* START *
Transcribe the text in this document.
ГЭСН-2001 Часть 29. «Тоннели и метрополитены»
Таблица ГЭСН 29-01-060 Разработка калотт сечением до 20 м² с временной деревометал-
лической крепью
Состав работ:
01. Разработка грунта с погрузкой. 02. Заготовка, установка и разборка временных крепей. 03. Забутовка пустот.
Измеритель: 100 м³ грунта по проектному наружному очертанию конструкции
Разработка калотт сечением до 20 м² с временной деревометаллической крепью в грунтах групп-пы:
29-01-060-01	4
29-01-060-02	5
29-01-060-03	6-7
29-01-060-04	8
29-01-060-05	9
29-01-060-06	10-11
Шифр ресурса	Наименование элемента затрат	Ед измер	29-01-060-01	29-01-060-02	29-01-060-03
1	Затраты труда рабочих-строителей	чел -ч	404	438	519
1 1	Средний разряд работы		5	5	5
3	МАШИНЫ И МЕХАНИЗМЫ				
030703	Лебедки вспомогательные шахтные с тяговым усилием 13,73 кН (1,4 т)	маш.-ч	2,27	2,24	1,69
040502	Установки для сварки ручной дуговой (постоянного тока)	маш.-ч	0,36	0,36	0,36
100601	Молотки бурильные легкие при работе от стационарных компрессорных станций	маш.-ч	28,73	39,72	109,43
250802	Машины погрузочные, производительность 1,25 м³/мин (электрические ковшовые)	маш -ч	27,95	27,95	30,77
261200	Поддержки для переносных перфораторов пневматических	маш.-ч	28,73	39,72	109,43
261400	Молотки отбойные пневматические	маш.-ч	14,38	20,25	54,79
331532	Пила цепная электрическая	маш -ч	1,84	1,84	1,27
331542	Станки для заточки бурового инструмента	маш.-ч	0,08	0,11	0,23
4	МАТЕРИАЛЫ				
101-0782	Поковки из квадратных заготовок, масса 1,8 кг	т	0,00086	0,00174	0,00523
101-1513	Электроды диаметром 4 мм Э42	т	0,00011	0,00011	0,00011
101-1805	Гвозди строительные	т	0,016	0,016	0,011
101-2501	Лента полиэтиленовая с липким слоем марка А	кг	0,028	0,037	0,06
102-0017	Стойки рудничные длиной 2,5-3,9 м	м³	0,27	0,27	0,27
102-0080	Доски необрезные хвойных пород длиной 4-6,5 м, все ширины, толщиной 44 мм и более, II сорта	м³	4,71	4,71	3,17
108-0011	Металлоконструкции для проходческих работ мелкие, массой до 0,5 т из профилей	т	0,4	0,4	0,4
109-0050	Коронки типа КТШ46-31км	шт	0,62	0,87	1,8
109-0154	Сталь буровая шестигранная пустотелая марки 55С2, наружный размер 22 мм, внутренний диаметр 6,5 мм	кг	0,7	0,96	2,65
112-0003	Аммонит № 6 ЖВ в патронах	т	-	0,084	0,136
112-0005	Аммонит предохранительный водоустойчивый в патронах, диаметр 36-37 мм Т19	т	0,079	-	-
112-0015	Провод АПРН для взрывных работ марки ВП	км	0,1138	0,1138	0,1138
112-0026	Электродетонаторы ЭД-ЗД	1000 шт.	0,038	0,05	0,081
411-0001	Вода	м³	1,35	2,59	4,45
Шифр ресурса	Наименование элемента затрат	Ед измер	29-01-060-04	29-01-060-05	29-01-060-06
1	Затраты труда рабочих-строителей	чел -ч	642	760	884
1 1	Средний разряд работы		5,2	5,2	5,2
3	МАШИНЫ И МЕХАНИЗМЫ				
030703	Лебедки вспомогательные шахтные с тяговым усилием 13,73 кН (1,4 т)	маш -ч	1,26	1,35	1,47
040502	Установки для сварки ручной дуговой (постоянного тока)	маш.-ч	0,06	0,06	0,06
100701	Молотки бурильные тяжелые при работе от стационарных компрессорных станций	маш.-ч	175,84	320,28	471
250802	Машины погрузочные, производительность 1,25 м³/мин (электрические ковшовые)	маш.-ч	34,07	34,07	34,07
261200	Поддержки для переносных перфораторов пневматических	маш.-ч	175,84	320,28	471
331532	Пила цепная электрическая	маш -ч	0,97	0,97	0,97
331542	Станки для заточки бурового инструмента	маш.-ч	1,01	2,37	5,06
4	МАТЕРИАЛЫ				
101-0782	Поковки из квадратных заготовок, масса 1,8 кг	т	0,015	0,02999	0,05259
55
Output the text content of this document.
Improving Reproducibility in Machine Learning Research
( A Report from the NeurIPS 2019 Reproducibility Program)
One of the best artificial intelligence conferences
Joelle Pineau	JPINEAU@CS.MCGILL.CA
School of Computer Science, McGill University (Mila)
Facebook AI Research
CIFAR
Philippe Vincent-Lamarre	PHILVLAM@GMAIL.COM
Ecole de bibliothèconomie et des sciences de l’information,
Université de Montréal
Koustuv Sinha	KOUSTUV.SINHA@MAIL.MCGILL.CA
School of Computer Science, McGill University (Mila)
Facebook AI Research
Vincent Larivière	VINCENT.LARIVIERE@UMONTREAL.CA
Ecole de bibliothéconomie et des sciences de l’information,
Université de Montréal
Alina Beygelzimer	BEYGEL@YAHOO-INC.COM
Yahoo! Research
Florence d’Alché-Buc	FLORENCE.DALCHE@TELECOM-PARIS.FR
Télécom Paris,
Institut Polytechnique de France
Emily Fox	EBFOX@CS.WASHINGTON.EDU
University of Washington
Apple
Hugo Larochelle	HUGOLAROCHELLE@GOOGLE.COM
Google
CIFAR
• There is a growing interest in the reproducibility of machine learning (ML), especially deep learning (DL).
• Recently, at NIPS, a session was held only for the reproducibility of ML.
* END *
> _Challenge_
Go through the data and count each line that has the word "бурильные", then give the total alone.

> _Response to the task_
2